WRITTEN TASK:
Could you extract every entry below and reproduce it exactly?

★ ★ ★ ★ ★

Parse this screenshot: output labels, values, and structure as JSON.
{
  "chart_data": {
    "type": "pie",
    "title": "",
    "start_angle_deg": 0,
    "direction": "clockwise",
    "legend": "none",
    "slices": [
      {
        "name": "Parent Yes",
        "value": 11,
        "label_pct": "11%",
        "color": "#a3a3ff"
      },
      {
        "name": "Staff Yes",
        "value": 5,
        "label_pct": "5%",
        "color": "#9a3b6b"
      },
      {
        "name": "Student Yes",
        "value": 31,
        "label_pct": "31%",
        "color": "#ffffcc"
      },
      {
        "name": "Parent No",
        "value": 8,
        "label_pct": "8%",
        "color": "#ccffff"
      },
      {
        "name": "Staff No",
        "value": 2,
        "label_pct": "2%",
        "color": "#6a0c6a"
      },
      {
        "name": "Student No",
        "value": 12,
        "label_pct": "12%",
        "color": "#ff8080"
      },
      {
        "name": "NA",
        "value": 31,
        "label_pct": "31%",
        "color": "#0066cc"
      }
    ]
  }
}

★ ★ ★ ★ ★

SOLUTION TO THIS TASK:
Parse this screenshot: output labels, values, and structure as JSON.
{
  "chart_data": {
    "type": "pie",
    "title": "",
    "start_angle_deg": 0,
    "direction": "clockwise",
    "legend": "none",
    "slices": [
      {
        "name": "Parent Yes",
        "value": 11,
        "label_pct": "11%",
        "color": "#a3a3ff"
      },
      {
        "name": "Staff Yes",
        "value": 5,
        "label_pct": "5%",
        "color": "#9a3b6b"
      },
      {
        "name": "Student Yes",
        "value": 31,
        "label_pct": "31%",
        "color": "#ffffcc"
      },
      {
        "name": "Parent No",
        "value": 8,
        "label_pct": "8%",
        "color": "#ccffff"
      },
      {
        "name": "Staff No",
        "value": 2,
        "label_pct": "2%",
        "color": "#6a0c6a"
      },
      {
        "name": "Student No",
        "value": 12,
        "label_pct": "12%",
        "color": "#ff8080"
      },
      {
        "name": "NA",
        "value": 31,
        "label_pct": "31%",
        "color": "#0066cc"
      }
    ]
  }
}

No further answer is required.